**Your goal**
Count, in the entries, the lines with "Woli". Answer with the number only.

**Exercise inputs**
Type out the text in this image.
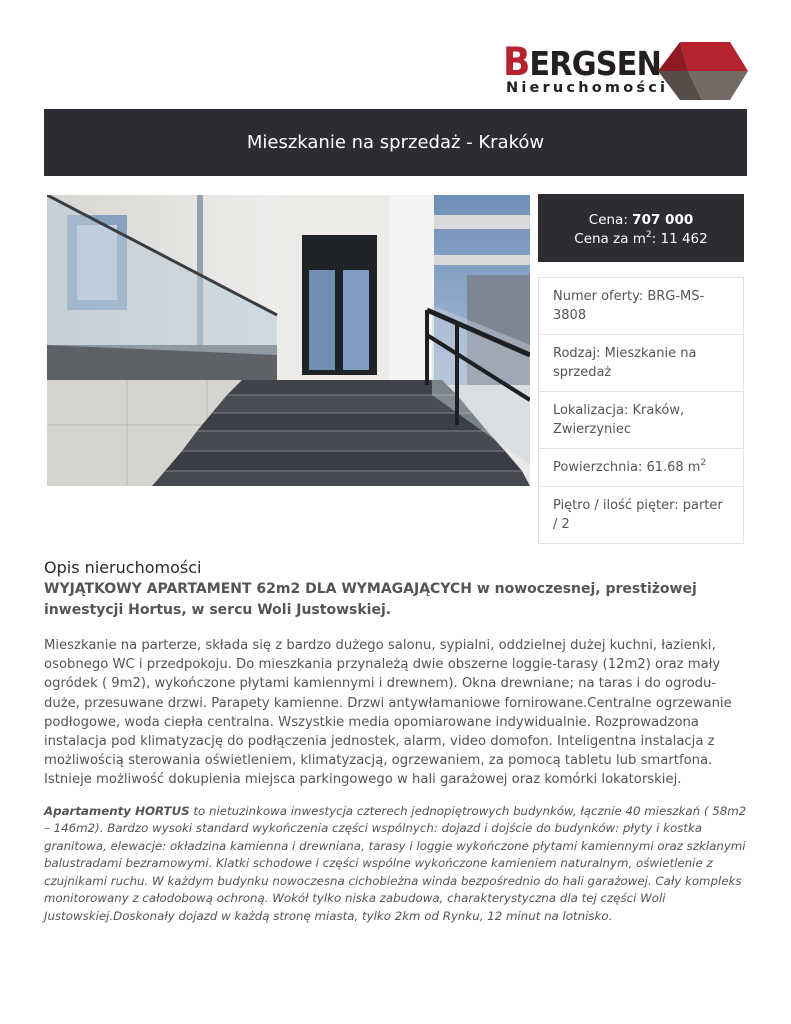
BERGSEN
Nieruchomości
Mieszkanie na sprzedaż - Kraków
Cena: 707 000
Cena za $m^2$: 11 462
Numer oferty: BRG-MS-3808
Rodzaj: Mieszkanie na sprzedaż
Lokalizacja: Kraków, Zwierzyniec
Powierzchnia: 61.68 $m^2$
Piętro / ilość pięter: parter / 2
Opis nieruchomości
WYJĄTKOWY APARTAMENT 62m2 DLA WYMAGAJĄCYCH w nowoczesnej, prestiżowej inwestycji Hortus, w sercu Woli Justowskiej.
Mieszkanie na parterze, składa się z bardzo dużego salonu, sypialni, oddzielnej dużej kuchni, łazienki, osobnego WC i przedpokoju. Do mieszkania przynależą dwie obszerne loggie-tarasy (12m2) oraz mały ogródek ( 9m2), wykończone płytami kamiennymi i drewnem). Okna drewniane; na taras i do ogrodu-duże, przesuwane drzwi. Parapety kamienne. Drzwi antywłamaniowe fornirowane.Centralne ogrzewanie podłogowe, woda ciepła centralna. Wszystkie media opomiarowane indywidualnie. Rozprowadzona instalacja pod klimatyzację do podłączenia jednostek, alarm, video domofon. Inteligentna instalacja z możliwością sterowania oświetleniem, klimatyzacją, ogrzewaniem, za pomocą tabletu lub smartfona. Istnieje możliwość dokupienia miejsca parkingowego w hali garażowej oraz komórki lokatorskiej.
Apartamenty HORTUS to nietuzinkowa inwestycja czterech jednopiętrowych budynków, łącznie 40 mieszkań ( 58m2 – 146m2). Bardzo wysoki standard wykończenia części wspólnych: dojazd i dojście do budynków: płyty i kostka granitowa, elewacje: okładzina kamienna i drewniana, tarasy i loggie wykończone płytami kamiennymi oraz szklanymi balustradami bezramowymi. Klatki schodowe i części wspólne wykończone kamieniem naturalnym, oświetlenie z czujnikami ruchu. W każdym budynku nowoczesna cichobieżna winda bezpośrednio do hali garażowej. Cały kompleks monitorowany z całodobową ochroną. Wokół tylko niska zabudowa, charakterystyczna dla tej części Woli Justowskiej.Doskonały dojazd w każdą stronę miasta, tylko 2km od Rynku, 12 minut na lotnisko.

**Exercise answer**
2